Records from a collection of figures>
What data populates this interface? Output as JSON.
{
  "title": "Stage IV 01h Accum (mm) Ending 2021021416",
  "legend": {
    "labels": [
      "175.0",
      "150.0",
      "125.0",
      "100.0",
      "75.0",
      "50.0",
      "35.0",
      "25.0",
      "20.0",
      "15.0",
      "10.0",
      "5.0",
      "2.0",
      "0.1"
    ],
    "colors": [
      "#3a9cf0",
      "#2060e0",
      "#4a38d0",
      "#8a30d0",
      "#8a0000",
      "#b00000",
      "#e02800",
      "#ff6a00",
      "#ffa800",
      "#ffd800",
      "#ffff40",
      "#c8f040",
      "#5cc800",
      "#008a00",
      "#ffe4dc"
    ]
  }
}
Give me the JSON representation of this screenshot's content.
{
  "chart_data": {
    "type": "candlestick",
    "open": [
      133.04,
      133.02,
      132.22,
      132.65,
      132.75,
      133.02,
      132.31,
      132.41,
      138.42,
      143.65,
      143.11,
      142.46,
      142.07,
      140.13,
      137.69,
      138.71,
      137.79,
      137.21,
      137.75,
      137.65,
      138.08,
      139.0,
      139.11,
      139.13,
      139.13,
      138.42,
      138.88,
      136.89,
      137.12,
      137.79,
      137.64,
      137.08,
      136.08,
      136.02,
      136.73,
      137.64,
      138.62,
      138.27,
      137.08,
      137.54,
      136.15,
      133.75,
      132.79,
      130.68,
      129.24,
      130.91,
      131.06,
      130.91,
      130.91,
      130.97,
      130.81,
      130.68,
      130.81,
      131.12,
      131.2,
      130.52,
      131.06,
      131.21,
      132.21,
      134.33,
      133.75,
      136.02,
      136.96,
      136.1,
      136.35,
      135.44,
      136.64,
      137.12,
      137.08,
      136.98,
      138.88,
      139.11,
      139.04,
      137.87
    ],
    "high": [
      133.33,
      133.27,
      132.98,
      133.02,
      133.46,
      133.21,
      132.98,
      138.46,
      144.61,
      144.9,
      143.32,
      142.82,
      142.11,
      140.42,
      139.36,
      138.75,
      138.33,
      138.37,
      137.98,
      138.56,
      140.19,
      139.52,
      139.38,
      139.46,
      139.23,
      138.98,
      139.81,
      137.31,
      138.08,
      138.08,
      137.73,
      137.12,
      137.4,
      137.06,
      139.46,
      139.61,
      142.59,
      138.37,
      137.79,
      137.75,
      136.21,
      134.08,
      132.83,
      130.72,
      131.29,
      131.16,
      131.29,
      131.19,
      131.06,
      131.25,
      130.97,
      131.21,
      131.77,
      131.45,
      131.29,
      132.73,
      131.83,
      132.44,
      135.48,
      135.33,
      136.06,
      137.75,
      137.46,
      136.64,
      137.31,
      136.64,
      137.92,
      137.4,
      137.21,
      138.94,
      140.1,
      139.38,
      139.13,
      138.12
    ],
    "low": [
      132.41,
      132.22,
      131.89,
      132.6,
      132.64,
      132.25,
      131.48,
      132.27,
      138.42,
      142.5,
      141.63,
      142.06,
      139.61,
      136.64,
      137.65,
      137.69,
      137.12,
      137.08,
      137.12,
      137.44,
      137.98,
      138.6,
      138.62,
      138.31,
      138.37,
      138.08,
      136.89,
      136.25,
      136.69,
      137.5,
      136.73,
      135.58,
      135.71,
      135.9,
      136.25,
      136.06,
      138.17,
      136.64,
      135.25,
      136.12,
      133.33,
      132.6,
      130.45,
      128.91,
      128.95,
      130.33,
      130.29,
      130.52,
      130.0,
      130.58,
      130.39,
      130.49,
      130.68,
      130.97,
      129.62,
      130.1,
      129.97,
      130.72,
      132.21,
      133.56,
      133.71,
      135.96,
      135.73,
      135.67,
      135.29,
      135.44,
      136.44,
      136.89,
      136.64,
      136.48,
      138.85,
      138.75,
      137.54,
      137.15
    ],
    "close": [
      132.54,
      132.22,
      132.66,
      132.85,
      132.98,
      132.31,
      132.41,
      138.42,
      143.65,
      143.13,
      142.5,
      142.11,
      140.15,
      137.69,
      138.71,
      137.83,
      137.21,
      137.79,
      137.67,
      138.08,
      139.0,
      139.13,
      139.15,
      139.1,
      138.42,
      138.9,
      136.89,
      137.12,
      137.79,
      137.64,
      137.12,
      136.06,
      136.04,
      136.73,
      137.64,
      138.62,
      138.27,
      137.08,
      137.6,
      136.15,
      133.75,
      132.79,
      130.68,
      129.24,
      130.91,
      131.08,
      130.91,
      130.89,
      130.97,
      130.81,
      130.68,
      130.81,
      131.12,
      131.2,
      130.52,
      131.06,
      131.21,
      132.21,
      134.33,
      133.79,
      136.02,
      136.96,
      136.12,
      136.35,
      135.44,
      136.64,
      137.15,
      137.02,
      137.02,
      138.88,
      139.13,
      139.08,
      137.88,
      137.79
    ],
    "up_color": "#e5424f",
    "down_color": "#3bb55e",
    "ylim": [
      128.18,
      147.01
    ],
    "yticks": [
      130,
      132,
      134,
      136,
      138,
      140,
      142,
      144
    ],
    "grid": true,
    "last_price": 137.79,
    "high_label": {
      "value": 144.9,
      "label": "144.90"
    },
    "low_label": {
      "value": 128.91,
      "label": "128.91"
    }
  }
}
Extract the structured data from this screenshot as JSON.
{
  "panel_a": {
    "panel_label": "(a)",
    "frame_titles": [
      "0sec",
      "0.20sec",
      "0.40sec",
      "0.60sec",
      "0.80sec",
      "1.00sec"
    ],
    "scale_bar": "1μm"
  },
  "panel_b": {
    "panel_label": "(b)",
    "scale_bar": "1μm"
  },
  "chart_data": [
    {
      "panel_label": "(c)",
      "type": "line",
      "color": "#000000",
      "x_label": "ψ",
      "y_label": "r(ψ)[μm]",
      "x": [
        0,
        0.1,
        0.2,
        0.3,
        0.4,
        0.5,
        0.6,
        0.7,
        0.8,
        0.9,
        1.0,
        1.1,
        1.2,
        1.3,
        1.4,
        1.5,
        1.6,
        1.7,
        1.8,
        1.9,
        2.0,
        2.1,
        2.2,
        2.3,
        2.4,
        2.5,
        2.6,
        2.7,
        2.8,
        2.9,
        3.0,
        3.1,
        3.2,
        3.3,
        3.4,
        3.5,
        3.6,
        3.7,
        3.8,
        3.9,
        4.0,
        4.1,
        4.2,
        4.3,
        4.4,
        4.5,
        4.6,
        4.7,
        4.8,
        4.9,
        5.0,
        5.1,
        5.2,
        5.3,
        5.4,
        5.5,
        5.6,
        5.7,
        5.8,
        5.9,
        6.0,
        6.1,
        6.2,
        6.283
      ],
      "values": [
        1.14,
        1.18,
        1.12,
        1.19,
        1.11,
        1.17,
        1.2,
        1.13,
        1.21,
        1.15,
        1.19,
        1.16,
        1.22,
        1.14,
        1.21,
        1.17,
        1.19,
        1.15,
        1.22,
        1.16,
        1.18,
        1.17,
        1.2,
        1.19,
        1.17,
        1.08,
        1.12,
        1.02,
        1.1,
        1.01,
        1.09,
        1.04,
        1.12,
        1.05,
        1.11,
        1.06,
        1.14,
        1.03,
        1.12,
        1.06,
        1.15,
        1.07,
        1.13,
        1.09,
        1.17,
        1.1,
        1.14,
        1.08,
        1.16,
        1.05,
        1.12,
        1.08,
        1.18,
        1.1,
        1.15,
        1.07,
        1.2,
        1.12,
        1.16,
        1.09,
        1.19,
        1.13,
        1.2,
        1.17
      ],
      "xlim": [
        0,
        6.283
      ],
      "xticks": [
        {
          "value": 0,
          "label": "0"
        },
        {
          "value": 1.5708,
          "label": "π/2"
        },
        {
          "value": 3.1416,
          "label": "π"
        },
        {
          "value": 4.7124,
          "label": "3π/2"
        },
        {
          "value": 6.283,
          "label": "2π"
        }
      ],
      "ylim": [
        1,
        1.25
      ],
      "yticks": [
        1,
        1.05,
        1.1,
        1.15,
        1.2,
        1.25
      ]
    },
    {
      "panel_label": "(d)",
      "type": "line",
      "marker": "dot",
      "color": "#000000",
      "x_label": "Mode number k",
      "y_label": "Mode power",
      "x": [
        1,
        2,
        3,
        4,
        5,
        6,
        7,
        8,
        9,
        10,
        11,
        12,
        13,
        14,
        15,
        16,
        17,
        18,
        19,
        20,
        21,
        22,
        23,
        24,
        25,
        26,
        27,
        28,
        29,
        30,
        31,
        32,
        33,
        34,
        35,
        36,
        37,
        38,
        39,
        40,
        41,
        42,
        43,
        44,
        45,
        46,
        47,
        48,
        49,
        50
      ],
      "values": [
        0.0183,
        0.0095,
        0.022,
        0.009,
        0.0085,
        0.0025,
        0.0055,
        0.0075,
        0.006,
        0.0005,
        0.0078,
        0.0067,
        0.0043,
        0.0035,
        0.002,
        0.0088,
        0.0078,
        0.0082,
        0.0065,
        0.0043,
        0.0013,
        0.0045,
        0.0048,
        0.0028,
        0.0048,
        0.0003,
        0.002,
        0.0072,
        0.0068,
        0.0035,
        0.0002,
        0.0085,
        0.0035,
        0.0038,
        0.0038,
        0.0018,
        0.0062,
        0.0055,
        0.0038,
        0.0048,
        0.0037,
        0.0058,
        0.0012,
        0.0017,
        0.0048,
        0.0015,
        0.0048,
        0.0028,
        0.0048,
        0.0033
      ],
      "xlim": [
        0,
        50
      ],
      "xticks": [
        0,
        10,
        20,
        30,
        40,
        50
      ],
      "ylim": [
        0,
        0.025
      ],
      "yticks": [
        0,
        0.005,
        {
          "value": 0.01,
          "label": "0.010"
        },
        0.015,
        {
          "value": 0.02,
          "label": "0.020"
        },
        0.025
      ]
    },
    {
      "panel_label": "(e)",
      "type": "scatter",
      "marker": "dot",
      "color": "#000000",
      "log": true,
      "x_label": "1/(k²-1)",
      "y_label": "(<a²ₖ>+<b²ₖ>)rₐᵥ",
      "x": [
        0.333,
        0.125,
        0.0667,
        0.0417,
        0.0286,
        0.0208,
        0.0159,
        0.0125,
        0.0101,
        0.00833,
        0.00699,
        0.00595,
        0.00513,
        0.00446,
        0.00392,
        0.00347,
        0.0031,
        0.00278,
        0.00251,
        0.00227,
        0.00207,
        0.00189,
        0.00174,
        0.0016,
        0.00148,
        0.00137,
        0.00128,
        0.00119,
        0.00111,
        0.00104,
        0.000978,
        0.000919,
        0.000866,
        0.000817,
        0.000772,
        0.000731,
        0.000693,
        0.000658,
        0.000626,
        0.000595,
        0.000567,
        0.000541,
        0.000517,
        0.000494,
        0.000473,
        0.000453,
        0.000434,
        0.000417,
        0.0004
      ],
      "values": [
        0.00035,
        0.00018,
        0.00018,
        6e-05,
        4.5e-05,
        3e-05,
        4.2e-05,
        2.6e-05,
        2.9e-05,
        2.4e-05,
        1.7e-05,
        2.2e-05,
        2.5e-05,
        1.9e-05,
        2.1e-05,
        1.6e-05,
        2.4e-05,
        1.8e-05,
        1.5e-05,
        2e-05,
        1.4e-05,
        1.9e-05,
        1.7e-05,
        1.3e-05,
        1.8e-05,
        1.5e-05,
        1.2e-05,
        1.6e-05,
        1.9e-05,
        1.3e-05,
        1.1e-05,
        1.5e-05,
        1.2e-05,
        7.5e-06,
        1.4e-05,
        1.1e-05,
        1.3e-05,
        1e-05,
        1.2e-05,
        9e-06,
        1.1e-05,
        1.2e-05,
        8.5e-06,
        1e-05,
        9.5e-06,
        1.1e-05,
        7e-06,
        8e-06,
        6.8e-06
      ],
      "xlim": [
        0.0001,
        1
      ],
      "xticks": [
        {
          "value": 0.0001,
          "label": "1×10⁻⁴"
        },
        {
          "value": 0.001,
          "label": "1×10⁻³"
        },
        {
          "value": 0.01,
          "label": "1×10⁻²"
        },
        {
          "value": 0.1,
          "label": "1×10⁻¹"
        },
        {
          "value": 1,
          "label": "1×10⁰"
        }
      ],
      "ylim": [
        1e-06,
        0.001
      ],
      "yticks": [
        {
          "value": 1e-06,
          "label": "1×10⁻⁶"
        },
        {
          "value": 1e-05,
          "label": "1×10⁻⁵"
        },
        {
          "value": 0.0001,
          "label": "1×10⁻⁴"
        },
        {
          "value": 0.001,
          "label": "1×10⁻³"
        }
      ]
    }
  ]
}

Goal of the exercise> Return from the data every line that holds "type".

Exercise result>
    "type": "candlestick",
      "type": "line",
      "type": "line",
      "type": "scatter",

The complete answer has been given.